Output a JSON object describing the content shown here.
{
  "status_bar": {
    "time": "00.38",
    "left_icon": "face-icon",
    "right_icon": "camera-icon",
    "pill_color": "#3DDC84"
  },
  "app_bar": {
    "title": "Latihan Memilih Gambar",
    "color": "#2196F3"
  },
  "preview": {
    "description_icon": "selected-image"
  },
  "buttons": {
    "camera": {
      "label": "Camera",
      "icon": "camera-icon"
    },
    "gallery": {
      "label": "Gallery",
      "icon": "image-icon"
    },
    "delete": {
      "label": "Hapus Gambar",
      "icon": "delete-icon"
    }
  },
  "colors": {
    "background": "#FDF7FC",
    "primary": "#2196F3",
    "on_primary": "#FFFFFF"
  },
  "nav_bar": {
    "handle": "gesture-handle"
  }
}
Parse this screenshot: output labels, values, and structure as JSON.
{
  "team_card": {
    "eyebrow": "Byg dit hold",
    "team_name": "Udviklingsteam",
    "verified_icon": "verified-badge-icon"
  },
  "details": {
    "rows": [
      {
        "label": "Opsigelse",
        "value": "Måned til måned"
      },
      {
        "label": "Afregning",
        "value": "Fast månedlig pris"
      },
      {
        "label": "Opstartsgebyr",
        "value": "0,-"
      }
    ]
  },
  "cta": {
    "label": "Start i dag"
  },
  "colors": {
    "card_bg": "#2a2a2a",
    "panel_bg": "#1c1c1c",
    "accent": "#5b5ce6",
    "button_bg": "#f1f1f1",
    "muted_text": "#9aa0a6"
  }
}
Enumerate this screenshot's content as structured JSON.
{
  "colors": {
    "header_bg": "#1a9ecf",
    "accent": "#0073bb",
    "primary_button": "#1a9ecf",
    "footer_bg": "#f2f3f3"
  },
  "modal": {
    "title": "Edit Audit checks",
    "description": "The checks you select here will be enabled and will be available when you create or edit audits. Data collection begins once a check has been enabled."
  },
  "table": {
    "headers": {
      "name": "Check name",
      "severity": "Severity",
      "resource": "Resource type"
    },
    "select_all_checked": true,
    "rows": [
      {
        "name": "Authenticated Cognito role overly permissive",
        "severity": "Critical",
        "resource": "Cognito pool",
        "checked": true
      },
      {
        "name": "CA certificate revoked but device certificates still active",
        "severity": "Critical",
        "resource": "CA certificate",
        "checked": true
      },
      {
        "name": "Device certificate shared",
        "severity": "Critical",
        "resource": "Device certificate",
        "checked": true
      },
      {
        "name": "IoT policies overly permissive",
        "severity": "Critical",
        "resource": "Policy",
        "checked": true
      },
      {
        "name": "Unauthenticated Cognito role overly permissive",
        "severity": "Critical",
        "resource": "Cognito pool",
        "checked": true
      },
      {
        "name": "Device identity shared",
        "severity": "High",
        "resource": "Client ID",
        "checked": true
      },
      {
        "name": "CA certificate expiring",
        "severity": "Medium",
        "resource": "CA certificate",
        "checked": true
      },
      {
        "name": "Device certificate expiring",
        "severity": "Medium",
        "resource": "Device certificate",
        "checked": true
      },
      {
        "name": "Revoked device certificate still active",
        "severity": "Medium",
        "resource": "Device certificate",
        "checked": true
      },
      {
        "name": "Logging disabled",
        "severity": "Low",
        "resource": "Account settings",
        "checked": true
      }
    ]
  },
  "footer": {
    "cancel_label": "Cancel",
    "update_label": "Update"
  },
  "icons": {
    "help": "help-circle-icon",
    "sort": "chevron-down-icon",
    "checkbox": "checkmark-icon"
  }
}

Short task: Go through the data and return every record exactly.

Answer in full:
Output a JSON object describing the content shown here.
{
  "status_bar": {
    "time": "00.38",
    "left_icon": "face-icon",
    "right_icon": "camera-icon",
    "pill_color": "#3DDC84"
  },
  "app_bar": {
    "title": "Latihan Memilih Gambar",
    "color": "#2196F3"
  },
  "preview": {
    "description_icon": "selected-image"
  },
  "buttons": {
    "camera": {
      "label": "Camera",
      "icon": "camera-icon"
    },
    "gallery": {
      "label": "Gallery",
      "icon": "image-icon"
    },
    "delete": {
      "label": "Hapus Gambar",
      "icon": "delete-icon"
    }
  },
  "colors": {
    "background": "#FDF7FC",
    "primary": "#2196F3",
    "on_primary": "#FFFFFF"
  },
  "nav_bar": {
    "handle": "gesture-handle"
  }
}
Parse this screenshot: output labels, values, and structure as JSON.
{
  "team_card": {
    "eyebrow": "Byg dit hold",
    "team_name": "Udviklingsteam",
    "verified_icon": "verified-badge-icon"
  },
  "details": {
    "rows": [
      {
        "label": "Opsigelse",
        "value": "Måned til måned"
      },
      {
        "label": "Afregning",
        "value": "Fast månedlig pris"
      },
      {
        "label": "Opstartsgebyr",
        "value": "0,-"
      }
    ]
  },
  "cta": {
    "label": "Start i dag"
  },
  "colors": {
    "card_bg": "#2a2a2a",
    "panel_bg": "#1c1c1c",
    "accent": "#5b5ce6",
    "button_bg": "#f1f1f1",
    "muted_text": "#9aa0a6"
  }
}
Enumerate this screenshot's content as structured JSON.
{
  "colors": {
    "header_bg": "#1a9ecf",
    "accent": "#0073bb",
    "primary_button": "#1a9ecf",
    "footer_bg": "#f2f3f3"
  },
  "modal": {
    "title": "Edit Audit checks",
    "description": "The checks you select here will be enabled and will be available when you create or edit audits. Data collection begins once a check has been enabled."
  },
  "table": {
    "headers": {
      "name": "Check name",
      "severity": "Severity",
      "resource": "Resource type"
    },
    "select_all_checked": true,
    "rows": [
      {
        "name": "Authenticated Cognito role overly permissive",
        "severity": "Critical",
        "resource": "Cognito pool",
        "checked": true
      },
      {
        "name": "CA certificate revoked but device certificates still active",
        "severity": "Critical",
        "resource": "CA certificate",
        "checked": true
      },
      {
        "name": "Device certificate shared",
        "severity": "Critical",
        "resource": "Device certificate",
        "checked": true
      },
      {
        "name": "IoT policies overly permissive",
        "severity": "Critical",
        "resource": "Policy",
        "checked": true
      },
      {
        "name": "Unauthenticated Cognito role overly permissive",
        "severity": "Critical",
        "resource": "Cognito pool",
        "checked": true
      },
      {
        "name": "Device identity shared",
        "severity": "High",
        "resource": "Client ID",
        "checked": true
      },
      {
        "name": "CA certificate expiring",
        "severity": "Medium",
        "resource": "CA certificate",
        "checked": true
      },
      {
        "name": "Device certificate expiring",
        "severity": "Medium",
        "resource": "Device certificate",
        "checked": true
      },
      {
        "name": "Revoked device certificate still active",
        "severity": "Medium",
        "resource": "Device certificate",
        "checked": true
      },
      {
        "name": "Logging disabled",
        "severity": "Low",
        "resource": "Account settings",
        "checked": true
      }
    ]
  },
  "footer": {
    "cancel_label": "Cancel",
    "update_label": "Update"
  },
  "icons": {
    "help": "help-circle-icon",
    "sort": "chevron-down-icon",
    "checkbox": "checkmark-icon"
  }
}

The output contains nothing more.